***** Exercise inputs
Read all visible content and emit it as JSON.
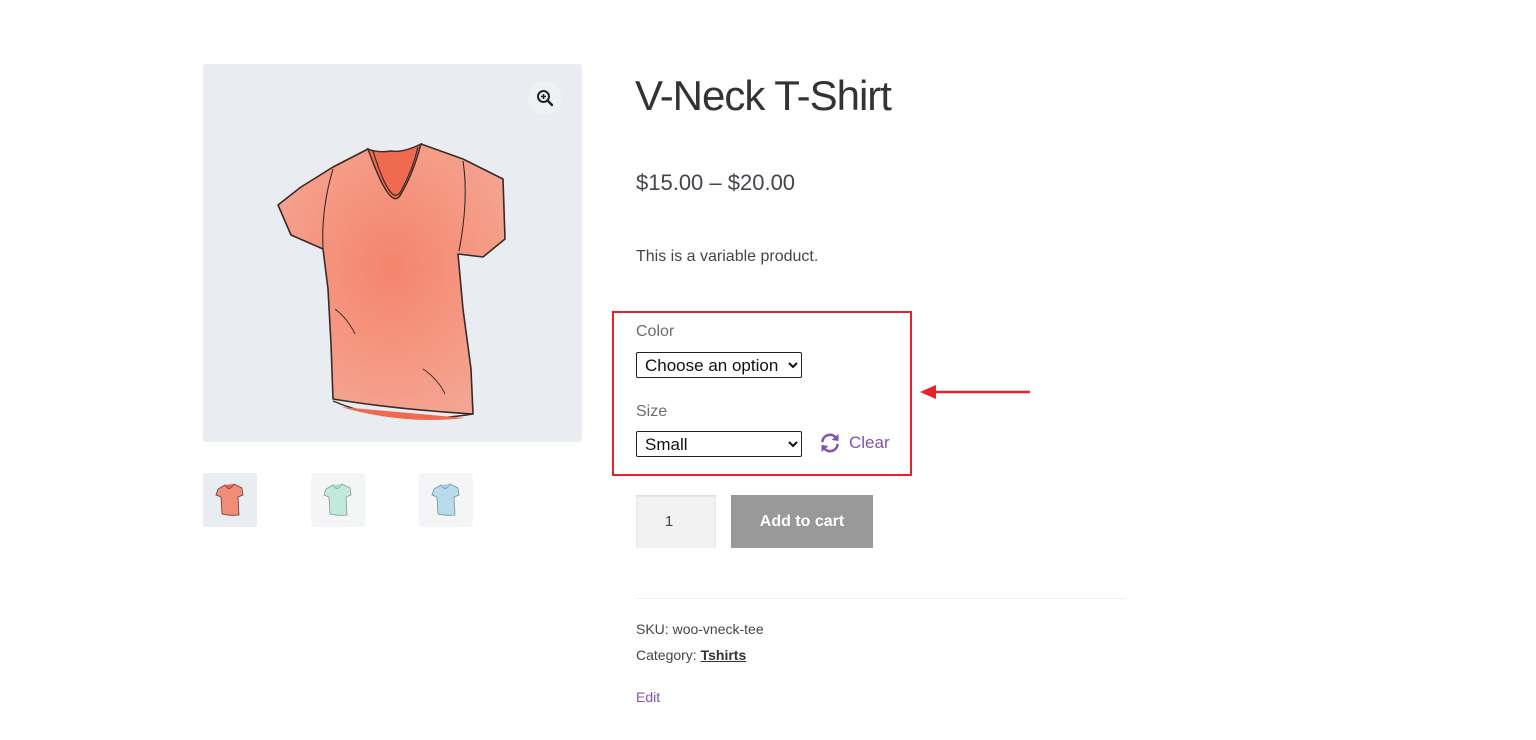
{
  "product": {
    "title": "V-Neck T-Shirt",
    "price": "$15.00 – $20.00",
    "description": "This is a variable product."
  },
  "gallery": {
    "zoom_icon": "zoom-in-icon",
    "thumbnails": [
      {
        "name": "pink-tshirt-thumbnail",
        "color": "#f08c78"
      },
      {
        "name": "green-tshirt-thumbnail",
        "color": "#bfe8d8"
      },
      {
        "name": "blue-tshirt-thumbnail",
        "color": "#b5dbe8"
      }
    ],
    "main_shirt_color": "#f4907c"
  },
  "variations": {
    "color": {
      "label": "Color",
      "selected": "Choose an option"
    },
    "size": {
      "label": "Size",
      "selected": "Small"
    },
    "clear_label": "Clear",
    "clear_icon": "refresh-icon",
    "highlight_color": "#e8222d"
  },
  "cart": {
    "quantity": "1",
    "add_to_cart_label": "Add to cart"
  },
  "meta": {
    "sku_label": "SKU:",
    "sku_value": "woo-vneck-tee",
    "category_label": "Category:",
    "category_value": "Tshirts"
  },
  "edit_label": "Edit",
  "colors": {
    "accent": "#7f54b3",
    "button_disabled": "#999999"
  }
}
**********
***** Exercise inputs
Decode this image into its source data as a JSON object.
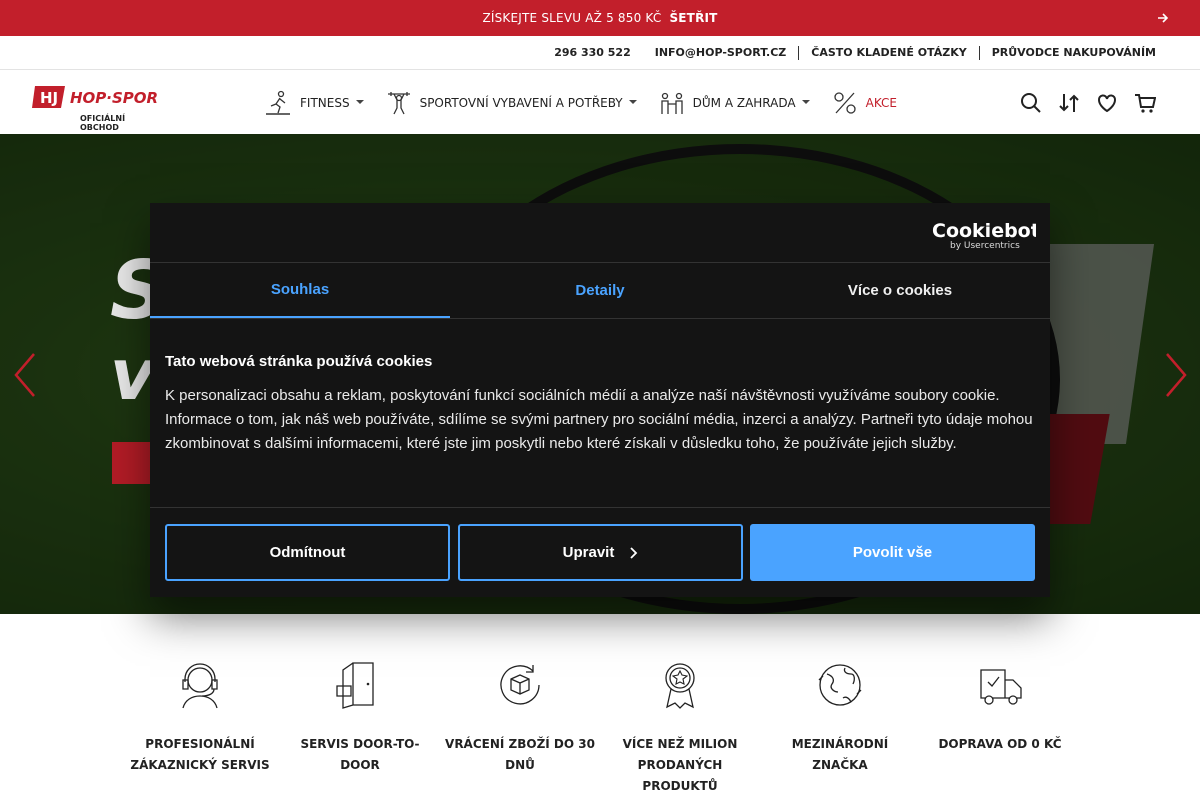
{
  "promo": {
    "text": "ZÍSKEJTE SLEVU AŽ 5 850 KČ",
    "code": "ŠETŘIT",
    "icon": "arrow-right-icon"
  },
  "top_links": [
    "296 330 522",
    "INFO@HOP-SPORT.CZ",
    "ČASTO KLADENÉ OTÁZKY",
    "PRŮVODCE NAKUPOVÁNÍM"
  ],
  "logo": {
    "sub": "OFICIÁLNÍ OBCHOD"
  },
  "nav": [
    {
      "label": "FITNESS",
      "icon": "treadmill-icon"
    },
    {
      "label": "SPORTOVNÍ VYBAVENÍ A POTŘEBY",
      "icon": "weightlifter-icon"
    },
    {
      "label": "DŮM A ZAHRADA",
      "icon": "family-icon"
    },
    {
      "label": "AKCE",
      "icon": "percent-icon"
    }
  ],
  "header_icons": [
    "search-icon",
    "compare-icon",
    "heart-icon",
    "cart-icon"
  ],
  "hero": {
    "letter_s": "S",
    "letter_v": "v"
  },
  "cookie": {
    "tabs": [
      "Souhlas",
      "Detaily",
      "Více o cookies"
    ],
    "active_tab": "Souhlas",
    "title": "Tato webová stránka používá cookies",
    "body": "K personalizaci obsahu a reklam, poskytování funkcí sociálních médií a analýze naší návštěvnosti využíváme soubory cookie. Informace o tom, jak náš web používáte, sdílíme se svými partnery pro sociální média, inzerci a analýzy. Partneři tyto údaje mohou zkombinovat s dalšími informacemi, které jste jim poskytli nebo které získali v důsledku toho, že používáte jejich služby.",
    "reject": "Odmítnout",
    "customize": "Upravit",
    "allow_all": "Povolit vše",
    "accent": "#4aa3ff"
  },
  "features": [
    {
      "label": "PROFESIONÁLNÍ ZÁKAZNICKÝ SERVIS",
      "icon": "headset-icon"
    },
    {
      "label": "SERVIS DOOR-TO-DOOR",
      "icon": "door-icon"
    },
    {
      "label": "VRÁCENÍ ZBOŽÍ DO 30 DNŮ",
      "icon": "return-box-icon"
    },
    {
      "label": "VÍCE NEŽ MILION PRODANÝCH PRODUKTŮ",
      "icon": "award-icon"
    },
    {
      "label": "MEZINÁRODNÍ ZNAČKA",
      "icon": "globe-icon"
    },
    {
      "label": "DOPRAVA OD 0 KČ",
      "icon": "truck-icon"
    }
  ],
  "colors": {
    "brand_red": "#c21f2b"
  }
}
**********
What to produce -
Count every line of the records that holds the string "JSON". Write only the total.

Exercise answer -
2